**The request**
Please find all lines in the data that hold the string "JSON" and copy them.

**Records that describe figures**
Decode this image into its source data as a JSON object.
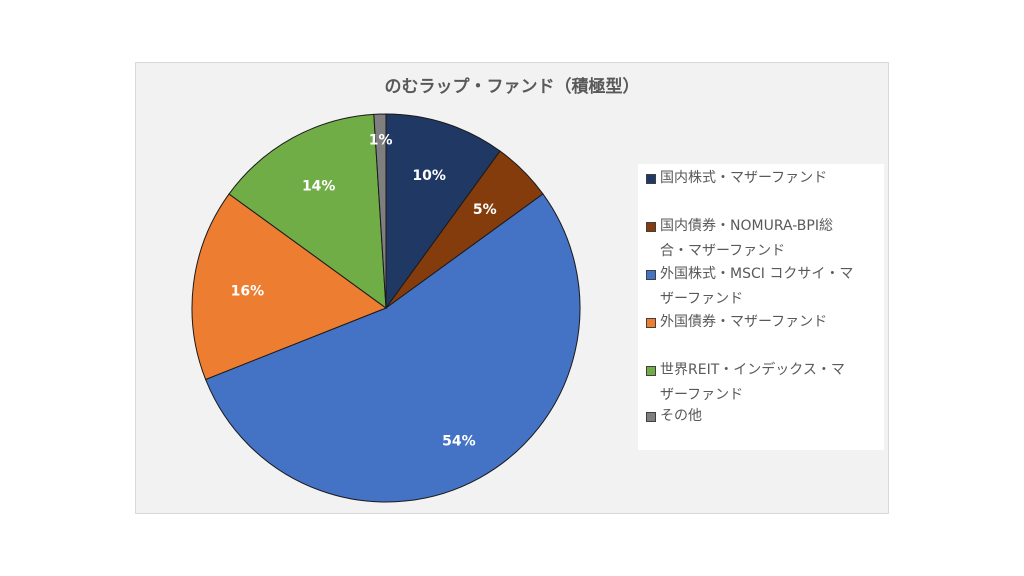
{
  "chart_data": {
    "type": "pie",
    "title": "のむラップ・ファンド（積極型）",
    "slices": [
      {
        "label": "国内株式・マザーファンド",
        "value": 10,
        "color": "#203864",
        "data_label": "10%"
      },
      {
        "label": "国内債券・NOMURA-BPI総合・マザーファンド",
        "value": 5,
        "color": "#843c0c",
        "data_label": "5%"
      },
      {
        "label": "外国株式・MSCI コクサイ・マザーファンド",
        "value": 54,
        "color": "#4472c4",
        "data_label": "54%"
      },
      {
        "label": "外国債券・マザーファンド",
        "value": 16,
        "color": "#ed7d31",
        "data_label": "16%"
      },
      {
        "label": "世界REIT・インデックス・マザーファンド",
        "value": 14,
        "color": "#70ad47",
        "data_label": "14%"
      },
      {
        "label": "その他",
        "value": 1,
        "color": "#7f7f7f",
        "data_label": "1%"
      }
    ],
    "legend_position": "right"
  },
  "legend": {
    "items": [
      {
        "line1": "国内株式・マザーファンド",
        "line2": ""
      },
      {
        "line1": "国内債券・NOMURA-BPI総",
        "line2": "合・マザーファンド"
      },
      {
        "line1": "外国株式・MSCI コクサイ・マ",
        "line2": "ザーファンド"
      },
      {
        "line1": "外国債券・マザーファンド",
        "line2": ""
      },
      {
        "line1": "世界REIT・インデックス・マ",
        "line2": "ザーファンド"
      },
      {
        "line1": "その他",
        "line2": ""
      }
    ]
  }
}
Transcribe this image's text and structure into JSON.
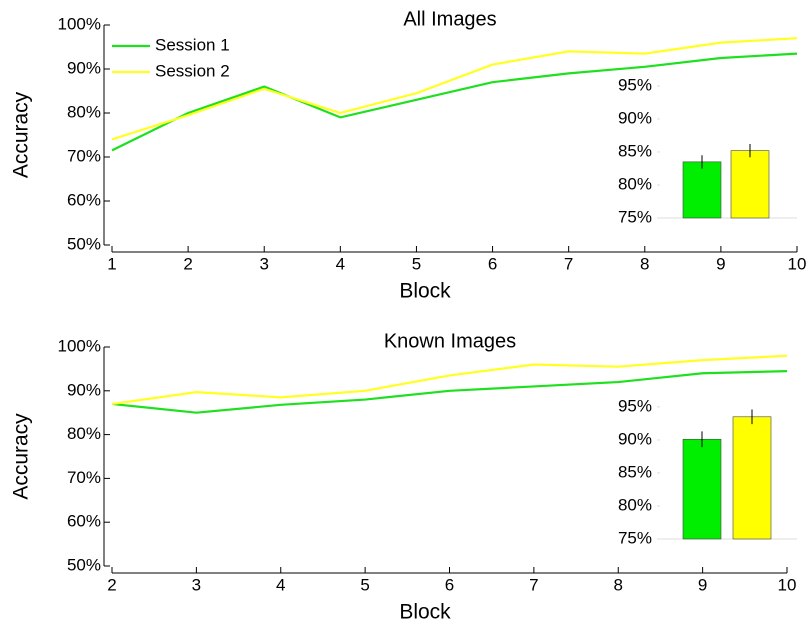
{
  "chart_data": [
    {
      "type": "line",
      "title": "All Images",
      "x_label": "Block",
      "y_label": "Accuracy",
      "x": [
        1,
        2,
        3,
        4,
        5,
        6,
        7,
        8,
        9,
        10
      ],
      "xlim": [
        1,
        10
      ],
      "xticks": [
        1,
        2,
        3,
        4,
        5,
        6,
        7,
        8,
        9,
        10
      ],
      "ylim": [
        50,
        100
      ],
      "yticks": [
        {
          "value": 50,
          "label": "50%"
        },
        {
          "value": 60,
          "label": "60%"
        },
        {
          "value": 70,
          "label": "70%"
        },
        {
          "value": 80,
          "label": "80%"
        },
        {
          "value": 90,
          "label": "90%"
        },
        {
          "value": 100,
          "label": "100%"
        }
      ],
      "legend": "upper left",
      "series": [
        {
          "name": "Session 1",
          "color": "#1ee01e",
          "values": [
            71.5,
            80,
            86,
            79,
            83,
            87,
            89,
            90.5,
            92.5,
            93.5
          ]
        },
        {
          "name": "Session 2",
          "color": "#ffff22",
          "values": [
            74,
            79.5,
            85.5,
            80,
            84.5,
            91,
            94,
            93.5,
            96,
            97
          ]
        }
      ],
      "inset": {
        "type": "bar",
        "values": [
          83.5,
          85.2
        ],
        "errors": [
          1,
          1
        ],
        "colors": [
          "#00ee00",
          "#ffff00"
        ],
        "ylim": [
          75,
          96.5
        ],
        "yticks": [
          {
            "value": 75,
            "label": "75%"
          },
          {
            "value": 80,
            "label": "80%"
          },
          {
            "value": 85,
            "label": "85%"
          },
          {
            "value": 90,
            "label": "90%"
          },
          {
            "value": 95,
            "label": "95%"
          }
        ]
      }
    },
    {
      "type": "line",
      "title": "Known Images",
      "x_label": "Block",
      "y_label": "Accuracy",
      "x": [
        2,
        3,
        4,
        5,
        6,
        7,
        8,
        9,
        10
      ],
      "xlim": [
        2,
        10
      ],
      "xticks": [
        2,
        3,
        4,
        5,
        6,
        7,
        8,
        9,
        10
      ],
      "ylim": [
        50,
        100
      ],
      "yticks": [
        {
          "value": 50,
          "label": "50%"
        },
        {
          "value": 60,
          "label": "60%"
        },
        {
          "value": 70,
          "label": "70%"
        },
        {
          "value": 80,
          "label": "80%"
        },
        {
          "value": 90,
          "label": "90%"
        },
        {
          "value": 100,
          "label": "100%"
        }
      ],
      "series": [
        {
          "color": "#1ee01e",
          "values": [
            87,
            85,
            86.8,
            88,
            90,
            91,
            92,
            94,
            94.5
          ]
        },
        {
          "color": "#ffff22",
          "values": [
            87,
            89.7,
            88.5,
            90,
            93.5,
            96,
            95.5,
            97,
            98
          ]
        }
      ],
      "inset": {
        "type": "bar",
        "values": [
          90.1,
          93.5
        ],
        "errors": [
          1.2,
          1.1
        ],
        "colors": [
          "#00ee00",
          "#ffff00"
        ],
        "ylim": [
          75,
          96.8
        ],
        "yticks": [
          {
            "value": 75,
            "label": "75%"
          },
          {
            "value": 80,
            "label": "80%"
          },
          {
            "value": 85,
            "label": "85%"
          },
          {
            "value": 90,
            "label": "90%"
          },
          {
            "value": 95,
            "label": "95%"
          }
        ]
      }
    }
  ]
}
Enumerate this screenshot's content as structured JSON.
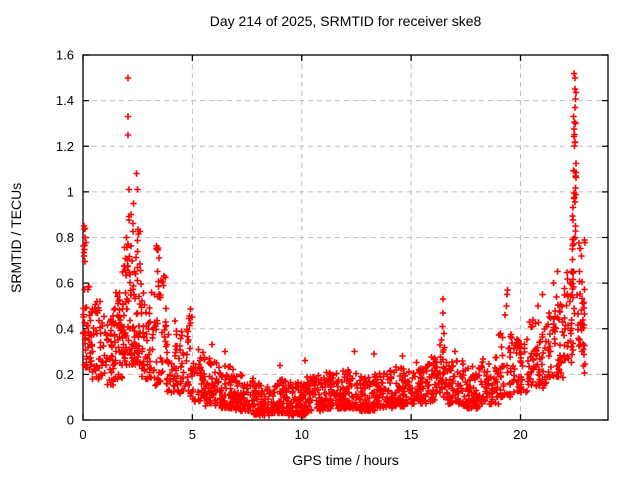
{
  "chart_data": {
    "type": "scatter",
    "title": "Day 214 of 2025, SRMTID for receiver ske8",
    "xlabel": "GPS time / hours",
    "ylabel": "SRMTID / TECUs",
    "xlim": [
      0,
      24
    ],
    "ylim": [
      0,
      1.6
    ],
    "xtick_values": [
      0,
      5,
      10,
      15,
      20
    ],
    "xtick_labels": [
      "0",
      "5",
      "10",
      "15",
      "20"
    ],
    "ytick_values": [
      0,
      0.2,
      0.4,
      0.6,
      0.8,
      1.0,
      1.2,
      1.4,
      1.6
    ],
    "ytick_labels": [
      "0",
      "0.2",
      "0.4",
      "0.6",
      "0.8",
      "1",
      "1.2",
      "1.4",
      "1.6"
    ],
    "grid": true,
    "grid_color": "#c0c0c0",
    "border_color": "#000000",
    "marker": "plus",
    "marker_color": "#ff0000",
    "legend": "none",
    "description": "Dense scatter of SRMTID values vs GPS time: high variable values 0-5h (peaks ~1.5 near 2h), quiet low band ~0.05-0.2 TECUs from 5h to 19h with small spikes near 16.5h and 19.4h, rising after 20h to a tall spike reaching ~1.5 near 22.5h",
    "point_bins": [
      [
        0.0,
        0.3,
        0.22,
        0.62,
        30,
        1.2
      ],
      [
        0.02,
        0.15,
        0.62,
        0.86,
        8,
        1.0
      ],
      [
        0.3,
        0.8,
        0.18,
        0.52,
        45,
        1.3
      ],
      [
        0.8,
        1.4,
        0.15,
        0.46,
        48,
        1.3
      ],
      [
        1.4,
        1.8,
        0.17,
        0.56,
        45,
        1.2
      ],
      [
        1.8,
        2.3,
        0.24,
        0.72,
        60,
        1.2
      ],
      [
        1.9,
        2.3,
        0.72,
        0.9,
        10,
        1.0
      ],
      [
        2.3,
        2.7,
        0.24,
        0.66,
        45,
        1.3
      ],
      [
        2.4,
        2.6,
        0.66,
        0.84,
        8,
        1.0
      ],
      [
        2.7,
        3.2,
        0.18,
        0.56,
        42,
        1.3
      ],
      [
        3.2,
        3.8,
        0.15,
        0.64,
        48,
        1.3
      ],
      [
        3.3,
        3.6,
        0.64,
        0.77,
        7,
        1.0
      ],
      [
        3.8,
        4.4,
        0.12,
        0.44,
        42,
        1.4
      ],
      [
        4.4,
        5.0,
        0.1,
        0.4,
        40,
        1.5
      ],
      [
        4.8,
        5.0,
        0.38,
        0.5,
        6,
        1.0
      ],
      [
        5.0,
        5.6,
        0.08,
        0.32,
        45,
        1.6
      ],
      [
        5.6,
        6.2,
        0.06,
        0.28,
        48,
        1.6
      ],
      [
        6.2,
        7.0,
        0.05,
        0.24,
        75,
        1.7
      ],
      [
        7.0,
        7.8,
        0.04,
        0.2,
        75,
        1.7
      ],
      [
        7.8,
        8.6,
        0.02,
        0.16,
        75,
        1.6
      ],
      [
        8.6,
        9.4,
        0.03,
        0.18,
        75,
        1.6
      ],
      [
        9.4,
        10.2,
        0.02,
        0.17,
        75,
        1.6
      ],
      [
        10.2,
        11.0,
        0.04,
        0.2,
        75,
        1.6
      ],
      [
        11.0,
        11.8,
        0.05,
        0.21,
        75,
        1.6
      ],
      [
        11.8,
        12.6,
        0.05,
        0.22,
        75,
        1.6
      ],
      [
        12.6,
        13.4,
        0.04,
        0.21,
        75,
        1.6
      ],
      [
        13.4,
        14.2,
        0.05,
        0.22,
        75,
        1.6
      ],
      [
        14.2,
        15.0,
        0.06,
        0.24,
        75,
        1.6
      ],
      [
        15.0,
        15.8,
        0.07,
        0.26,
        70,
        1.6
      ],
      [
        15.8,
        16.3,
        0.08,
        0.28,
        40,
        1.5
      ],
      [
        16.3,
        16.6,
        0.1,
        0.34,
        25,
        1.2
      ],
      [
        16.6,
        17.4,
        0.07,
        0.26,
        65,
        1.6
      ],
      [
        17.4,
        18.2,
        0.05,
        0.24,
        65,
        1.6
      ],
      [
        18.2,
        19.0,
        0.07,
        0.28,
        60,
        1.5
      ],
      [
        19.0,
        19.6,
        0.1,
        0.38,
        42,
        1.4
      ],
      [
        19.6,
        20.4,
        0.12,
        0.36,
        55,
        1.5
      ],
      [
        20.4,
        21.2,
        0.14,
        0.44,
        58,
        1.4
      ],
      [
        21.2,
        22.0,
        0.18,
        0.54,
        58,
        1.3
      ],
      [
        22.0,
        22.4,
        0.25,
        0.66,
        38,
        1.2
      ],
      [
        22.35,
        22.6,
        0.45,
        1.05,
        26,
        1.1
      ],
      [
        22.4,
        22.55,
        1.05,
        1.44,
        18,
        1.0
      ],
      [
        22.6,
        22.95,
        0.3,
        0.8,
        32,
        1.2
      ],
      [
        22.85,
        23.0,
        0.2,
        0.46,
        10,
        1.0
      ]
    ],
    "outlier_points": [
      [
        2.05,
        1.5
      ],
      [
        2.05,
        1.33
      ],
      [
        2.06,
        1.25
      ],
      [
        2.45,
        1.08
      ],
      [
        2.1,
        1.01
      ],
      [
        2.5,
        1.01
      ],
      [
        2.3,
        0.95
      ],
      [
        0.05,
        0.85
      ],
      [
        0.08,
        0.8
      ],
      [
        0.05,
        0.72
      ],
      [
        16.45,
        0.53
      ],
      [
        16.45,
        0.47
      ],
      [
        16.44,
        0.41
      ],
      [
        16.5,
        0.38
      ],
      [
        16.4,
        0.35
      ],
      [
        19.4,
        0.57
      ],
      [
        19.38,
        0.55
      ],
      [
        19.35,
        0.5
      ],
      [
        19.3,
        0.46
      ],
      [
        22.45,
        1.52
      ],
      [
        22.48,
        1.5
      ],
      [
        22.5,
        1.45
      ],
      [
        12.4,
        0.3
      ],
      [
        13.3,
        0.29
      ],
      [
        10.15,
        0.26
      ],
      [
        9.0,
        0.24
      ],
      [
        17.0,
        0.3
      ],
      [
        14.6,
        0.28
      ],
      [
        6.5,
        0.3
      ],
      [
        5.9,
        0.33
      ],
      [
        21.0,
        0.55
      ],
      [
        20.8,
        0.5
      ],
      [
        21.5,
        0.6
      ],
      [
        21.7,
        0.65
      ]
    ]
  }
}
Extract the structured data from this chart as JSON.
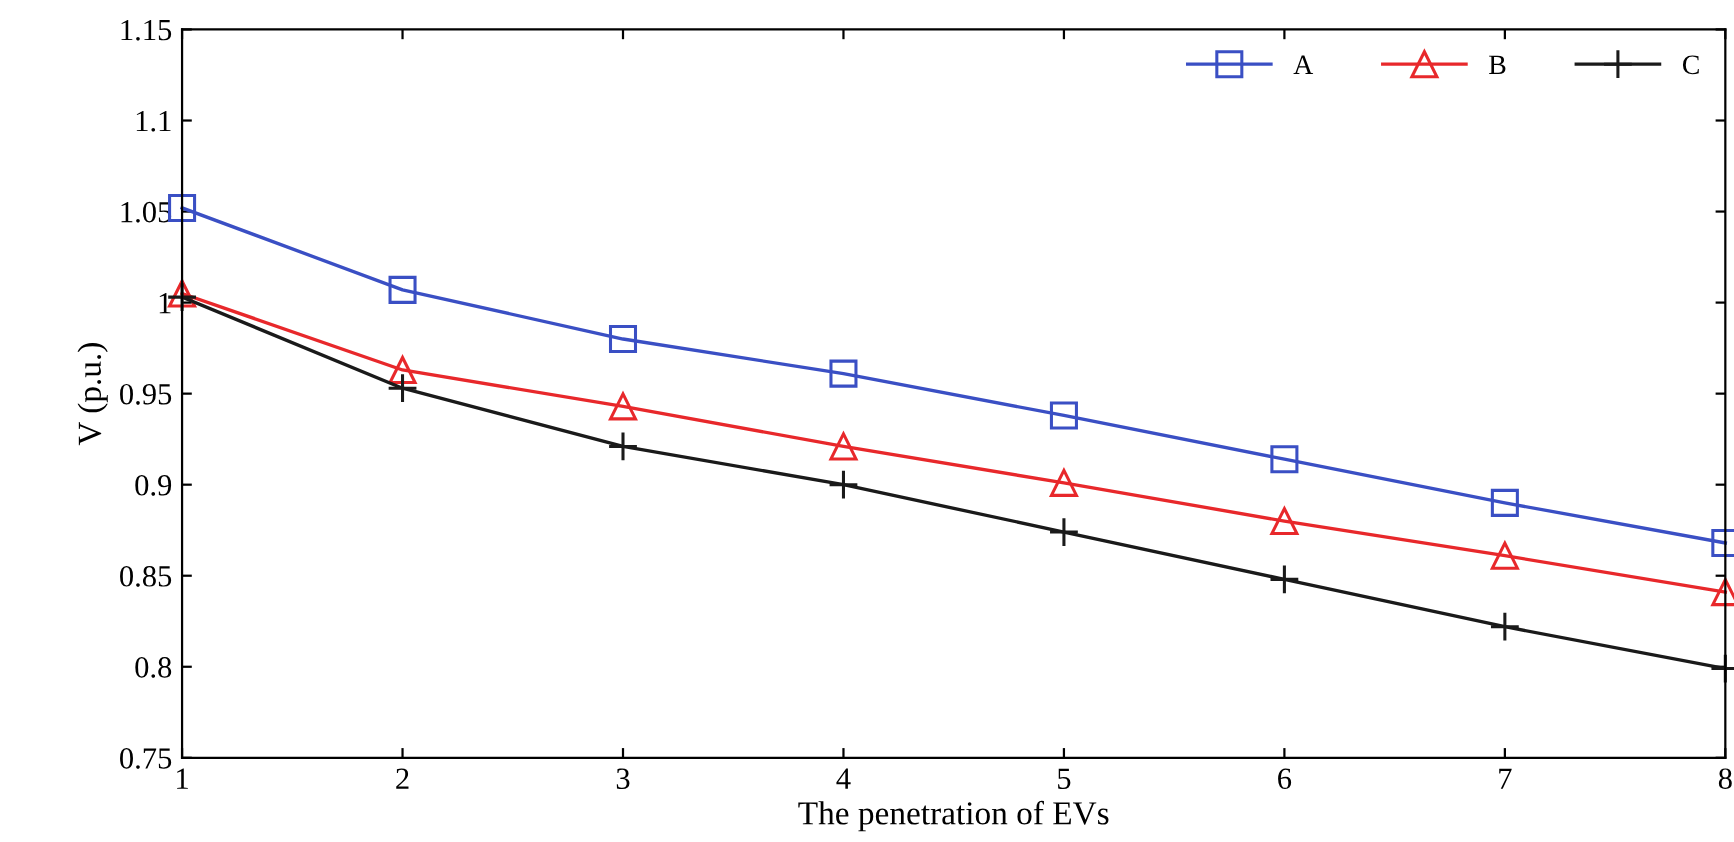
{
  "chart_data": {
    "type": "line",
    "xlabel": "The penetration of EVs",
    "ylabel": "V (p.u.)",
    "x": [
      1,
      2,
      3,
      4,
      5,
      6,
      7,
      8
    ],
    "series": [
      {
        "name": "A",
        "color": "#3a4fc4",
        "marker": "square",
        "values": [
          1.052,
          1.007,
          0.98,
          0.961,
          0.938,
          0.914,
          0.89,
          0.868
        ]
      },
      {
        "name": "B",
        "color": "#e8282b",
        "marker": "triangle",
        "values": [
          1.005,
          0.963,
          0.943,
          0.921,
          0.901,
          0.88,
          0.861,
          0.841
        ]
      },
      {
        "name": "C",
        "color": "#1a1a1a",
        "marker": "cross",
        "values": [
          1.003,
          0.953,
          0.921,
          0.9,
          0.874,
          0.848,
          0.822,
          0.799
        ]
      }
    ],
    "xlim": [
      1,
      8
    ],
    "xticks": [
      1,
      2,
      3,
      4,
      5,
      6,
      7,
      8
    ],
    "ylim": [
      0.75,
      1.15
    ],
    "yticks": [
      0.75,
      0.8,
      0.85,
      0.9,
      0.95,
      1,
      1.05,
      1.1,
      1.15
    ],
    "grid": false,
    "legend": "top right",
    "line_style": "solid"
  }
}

**Solution to this exercise**
Decode this image into its source data as a JSON object.
Transcribe this image's text and structure into JSON.
Enumerate this screenshot's content as structured JSON.
Extract the structured data from this chart as JSON.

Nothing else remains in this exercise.